*What you are asked to do*: Output the material below in its entirety, exactly as given.
* * * * * * * * *
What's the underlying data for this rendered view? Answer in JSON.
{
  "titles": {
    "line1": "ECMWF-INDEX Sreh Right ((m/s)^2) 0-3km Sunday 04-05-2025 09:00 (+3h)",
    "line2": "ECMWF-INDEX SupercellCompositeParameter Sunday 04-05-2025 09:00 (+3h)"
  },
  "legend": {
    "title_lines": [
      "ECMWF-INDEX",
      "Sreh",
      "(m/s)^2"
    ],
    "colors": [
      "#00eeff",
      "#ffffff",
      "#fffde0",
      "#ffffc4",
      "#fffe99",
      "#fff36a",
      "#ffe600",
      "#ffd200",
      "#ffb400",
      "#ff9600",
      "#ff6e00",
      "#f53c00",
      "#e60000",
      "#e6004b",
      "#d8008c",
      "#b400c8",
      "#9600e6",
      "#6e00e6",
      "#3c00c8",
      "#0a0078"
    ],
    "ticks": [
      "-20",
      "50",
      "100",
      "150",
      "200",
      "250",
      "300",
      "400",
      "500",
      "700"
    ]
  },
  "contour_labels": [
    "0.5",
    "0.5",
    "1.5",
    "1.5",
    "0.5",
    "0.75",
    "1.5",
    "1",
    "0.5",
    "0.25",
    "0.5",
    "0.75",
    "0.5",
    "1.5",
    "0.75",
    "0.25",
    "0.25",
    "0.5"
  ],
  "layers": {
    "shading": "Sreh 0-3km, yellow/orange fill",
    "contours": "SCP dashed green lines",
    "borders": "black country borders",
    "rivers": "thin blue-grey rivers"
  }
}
* * * * * * * * *
*Answer to this problem*:
What's the underlying data for this rendered view? Answer in JSON.
{
  "titles": {
    "line1": "ECMWF-INDEX Sreh Right ((m/s)^2) 0-3km Sunday 04-05-2025 09:00 (+3h)",
    "line2": "ECMWF-INDEX SupercellCompositeParameter Sunday 04-05-2025 09:00 (+3h)"
  },
  "legend": {
    "title_lines": [
      "ECMWF-INDEX",
      "Sreh",
      "(m/s)^2"
    ],
    "colors": [
      "#00eeff",
      "#ffffff",
      "#fffde0",
      "#ffffc4",
      "#fffe99",
      "#fff36a",
      "#ffe600",
      "#ffd200",
      "#ffb400",
      "#ff9600",
      "#ff6e00",
      "#f53c00",
      "#e60000",
      "#e6004b",
      "#d8008c",
      "#b400c8",
      "#9600e6",
      "#6e00e6",
      "#3c00c8",
      "#0a0078"
    ],
    "ticks": [
      "-20",
      "50",
      "100",
      "150",
      "200",
      "250",
      "300",
      "400",
      "500",
      "700"
    ]
  },
  "contour_labels": [
    "0.5",
    "0.5",
    "1.5",
    "1.5",
    "0.5",
    "0.75",
    "1.5",
    "1",
    "0.5",
    "0.25",
    "0.5",
    "0.75",
    "0.5",
    "1.5",
    "0.75",
    "0.25",
    "0.25",
    "0.5"
  ],
  "layers": {
    "shading": "Sreh 0-3km, yellow/orange fill",
    "contours": "SCP dashed green lines",
    "borders": "black country borders",
    "rivers": "thin blue-grey rivers"
  }
}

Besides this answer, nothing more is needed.